__THE REQUEST__.
Write out the records that appear below, verbatim and complete, but without pictures.

__RECORDS SUPPLIED__.
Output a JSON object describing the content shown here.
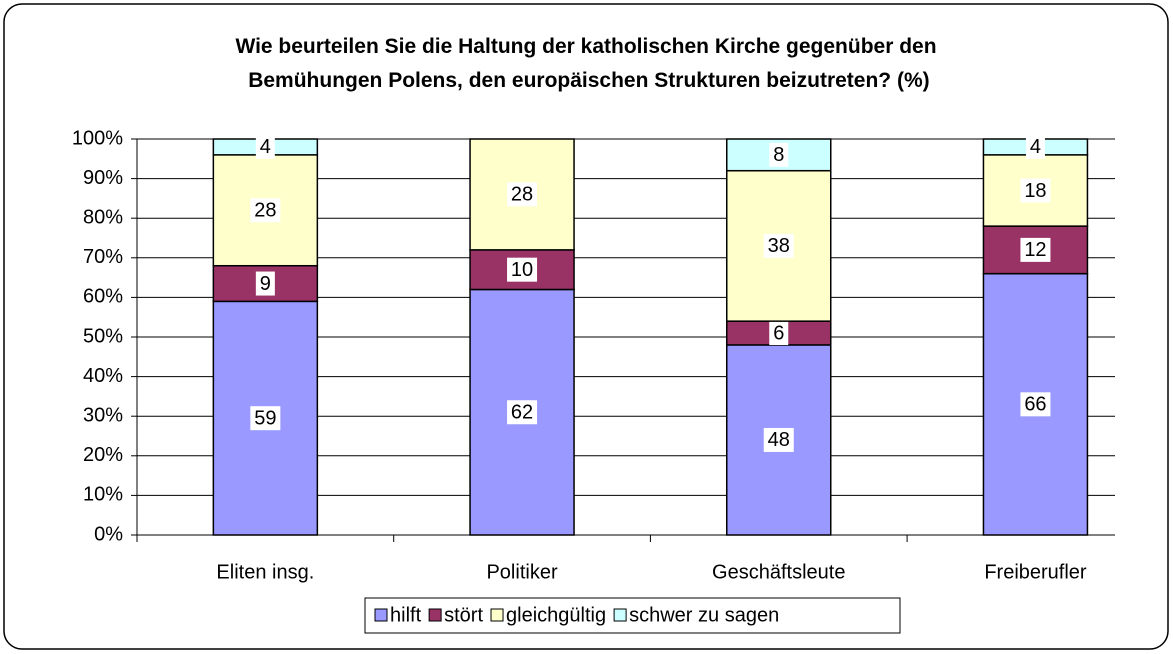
{
  "chart_data": {
    "type": "stacked_bar",
    "title": "Wie beurteilen Sie die Haltung der katholischen Kirche gegenüber den Bemühungen Polens, den europäischen Strukturen beizutreten? (%)",
    "categories": [
      "Eliten insg.",
      "Politiker",
      "Geschäftsleute",
      "Freiberufler"
    ],
    "series": [
      {
        "name": "hilft",
        "color": "#9999ff",
        "values": [
          59,
          62,
          48,
          66
        ]
      },
      {
        "name": "stört",
        "color": "#993366",
        "values": [
          9,
          10,
          6,
          12
        ]
      },
      {
        "name": "gleichgültig",
        "color": "#ffffcc",
        "values": [
          28,
          28,
          38,
          18
        ]
      },
      {
        "name": "schwer zu sagen",
        "color": "#ccffff",
        "values": [
          4,
          null,
          8,
          4
        ]
      }
    ],
    "ylim": [
      0,
      100
    ],
    "yticks": [
      {
        "value": 0,
        "label": "0%"
      },
      {
        "value": 10,
        "label": "10%"
      },
      {
        "value": 20,
        "label": "20%"
      },
      {
        "value": 30,
        "label": "30%"
      },
      {
        "value": 40,
        "label": "40%"
      },
      {
        "value": 50,
        "label": "50%"
      },
      {
        "value": 60,
        "label": "60%"
      },
      {
        "value": 70,
        "label": "70%"
      },
      {
        "value": 80,
        "label": "80%"
      },
      {
        "value": 90,
        "label": "90%"
      },
      {
        "value": 100,
        "label": "100%"
      }
    ],
    "grid": true,
    "legend": "bottom"
  }
}
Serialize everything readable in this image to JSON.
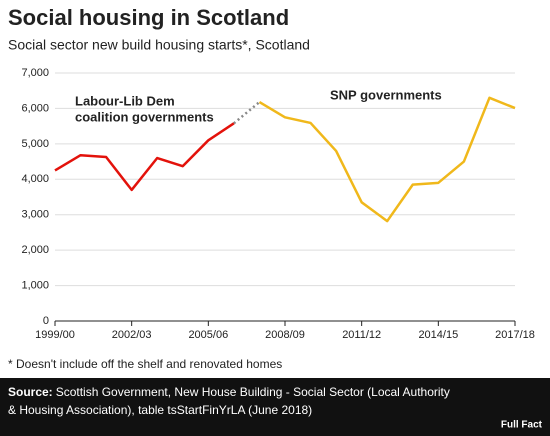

__EXPECTED ANSWER__.
Output a JSON object describing the content shown here.
{
  "chart_data": {
    "type": "stacked_bar",
    "title": "Wie beurteilen Sie die Haltung der katholischen Kirche gegenüber den Bemühungen Polens, den europäischen Strukturen beizutreten? (%)",
    "categories": [
      "Eliten insg.",
      "Politiker",
      "Geschäftsleute",
      "Freiberufler"
    ],
    "series": [
      {
        "name": "hilft",
        "color": "#9999ff",
        "values": [
          59,
          62,
          48,
          66
        ]
      },
      {
        "name": "stört",
        "color": "#993366",
        "values": [
          9,
          10,
          6,
          12
        ]
      },
      {
        "name": "gleichgültig",
        "color": "#ffffcc",
        "values": [
          28,
          28,
          38,
          18
        ]
      },
      {
        "name": "schwer zu sagen",
        "color": "#ccffff",
        "values": [
          4,
          null,
          8,
          4
        ]
      }
    ],
    "ylim": [
      0,
      100
    ],
    "yticks": [
      {
        "value": 0,
        "label": "0%"
      },
      {
        "value": 10,
        "label": "10%"
      },
      {
        "value": 20,
        "label": "20%"
      },
      {
        "value": 30,
        "label": "30%"
      },
      {
        "value": 40,
        "label": "40%"
      },
      {
        "value": 50,
        "label": "50%"
      },
      {
        "value": 60,
        "label": "60%"
      },
      {
        "value": 70,
        "label": "70%"
      },
      {
        "value": 80,
        "label": "80%"
      },
      {
        "value": 90,
        "label": "90%"
      },
      {
        "value": 100,
        "label": "100%"
      }
    ],
    "grid": true,
    "legend": "bottom"
  }
}
Serialize everything readable in this image to JSON.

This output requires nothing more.